Set task: Exactly and only the lines from the one with "Parse this screenshot: output" through the end of the listing are to be transcribed, both ends included.

Record list:
* * *

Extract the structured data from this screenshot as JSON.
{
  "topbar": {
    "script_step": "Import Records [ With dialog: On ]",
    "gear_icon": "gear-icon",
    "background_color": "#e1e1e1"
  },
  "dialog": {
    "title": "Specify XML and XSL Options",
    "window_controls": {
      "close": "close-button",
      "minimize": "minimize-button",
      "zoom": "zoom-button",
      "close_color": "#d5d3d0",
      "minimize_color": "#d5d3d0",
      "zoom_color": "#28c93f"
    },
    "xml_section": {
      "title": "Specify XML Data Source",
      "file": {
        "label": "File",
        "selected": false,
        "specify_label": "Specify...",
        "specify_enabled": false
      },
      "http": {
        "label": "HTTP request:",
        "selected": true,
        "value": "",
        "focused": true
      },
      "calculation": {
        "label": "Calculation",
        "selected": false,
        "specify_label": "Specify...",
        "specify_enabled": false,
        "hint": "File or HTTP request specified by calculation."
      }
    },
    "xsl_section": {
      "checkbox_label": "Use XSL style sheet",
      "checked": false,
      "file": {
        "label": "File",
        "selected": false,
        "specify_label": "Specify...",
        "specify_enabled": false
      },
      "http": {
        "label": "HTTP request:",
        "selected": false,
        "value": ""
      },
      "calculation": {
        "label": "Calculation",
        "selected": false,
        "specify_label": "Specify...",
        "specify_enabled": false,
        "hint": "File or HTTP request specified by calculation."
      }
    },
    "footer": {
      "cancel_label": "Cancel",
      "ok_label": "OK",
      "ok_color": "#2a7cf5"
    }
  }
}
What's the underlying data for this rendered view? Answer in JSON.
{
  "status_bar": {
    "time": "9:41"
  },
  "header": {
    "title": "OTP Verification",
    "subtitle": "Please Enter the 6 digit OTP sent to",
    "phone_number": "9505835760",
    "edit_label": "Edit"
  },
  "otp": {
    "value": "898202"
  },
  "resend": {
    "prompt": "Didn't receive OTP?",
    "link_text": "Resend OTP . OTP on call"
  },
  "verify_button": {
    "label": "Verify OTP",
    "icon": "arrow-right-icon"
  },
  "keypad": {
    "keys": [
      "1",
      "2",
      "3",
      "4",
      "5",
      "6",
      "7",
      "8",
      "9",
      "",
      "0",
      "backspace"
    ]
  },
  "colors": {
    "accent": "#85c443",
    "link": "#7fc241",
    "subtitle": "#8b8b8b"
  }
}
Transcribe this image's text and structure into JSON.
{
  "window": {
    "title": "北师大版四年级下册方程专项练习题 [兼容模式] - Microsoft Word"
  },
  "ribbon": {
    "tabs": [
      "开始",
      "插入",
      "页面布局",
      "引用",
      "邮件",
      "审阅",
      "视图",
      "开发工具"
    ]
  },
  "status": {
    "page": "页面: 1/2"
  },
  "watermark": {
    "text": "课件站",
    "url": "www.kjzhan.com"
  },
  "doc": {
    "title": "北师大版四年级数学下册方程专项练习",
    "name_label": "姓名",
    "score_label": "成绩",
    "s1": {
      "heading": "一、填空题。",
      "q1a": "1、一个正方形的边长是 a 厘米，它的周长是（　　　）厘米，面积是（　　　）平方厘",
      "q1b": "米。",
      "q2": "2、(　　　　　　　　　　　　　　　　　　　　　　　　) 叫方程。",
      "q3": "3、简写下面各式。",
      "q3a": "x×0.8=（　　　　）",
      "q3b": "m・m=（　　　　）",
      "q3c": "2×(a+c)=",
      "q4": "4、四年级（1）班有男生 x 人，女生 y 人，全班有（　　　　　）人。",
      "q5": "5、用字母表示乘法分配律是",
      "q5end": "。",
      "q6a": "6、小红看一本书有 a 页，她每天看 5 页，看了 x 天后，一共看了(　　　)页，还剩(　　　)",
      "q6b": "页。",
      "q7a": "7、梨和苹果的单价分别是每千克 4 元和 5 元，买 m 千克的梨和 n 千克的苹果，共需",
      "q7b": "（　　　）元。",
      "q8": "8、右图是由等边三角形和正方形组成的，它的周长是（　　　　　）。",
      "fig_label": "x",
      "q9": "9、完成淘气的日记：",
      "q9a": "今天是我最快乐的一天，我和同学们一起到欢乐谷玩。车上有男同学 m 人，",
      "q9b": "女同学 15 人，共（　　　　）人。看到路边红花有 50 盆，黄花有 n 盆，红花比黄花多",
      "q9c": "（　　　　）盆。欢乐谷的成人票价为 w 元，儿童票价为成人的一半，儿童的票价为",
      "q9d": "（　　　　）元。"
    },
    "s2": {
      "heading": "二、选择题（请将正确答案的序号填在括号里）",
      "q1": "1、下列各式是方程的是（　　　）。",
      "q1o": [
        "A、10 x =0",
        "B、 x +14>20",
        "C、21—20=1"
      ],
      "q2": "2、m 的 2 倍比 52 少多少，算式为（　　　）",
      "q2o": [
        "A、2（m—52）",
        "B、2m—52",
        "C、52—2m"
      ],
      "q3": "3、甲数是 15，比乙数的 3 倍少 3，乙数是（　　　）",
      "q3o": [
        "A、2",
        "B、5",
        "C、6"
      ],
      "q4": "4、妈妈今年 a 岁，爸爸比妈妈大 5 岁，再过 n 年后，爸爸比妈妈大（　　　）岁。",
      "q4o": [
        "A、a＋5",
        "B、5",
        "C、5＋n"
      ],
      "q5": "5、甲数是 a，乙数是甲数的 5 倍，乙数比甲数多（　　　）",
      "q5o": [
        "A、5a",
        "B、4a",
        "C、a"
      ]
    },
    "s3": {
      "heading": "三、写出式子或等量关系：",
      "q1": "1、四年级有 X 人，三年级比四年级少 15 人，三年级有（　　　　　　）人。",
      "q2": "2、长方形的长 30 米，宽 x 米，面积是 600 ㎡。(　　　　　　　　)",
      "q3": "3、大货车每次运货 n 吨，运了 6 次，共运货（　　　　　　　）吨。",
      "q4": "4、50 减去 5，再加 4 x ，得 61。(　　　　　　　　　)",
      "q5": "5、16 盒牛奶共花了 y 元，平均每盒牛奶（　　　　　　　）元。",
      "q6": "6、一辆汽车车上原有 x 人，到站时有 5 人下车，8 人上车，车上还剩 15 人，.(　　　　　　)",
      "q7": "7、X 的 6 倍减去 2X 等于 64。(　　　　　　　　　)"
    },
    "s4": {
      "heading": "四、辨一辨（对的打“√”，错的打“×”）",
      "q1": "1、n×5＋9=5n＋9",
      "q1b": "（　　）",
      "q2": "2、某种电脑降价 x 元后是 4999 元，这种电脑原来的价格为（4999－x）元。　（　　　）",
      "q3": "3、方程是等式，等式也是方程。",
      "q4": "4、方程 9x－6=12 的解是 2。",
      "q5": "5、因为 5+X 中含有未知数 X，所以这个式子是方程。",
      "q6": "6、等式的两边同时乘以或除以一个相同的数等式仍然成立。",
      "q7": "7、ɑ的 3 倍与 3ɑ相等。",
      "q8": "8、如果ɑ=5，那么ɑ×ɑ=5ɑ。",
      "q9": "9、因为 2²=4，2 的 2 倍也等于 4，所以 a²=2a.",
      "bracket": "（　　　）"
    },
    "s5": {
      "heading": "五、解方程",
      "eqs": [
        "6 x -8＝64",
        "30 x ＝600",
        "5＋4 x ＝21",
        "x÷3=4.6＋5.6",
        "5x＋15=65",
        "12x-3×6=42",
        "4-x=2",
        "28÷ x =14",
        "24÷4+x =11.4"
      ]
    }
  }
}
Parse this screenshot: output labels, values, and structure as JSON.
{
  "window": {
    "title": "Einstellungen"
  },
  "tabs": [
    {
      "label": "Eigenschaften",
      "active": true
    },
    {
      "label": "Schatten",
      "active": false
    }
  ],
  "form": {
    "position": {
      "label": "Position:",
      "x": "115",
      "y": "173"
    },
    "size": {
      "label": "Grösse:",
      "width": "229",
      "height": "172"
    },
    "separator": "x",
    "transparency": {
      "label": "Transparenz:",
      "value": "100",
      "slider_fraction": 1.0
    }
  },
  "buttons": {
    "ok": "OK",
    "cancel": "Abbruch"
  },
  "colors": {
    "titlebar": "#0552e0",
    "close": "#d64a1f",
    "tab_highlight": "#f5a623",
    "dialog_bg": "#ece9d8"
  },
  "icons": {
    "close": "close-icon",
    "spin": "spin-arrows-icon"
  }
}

* * *

Response to the task:
Parse this screenshot: output labels, values, and structure as JSON.
{
  "window": {
    "title": "Einstellungen"
  },
  "tabs": [
    {
      "label": "Eigenschaften",
      "active": true
    },
    {
      "label": "Schatten",
      "active": false
    }
  ],
  "form": {
    "position": {
      "label": "Position:",
      "x": "115",
      "y": "173"
    },
    "size": {
      "label": "Grösse:",
      "width": "229",
      "height": "172"
    },
    "separator": "x",
    "transparency": {
      "label": "Transparenz:",
      "value": "100",
      "slider_fraction": 1.0
    }
  },
  "buttons": {
    "ok": "OK",
    "cancel": "Abbruch"
  },
  "colors": {
    "titlebar": "#0552e0",
    "close": "#d64a1f",
    "tab_highlight": "#f5a623",
    "dialog_bg": "#ece9d8"
  },
  "icons": {
    "close": "close-icon",
    "spin": "spin-arrows-icon"
  }
}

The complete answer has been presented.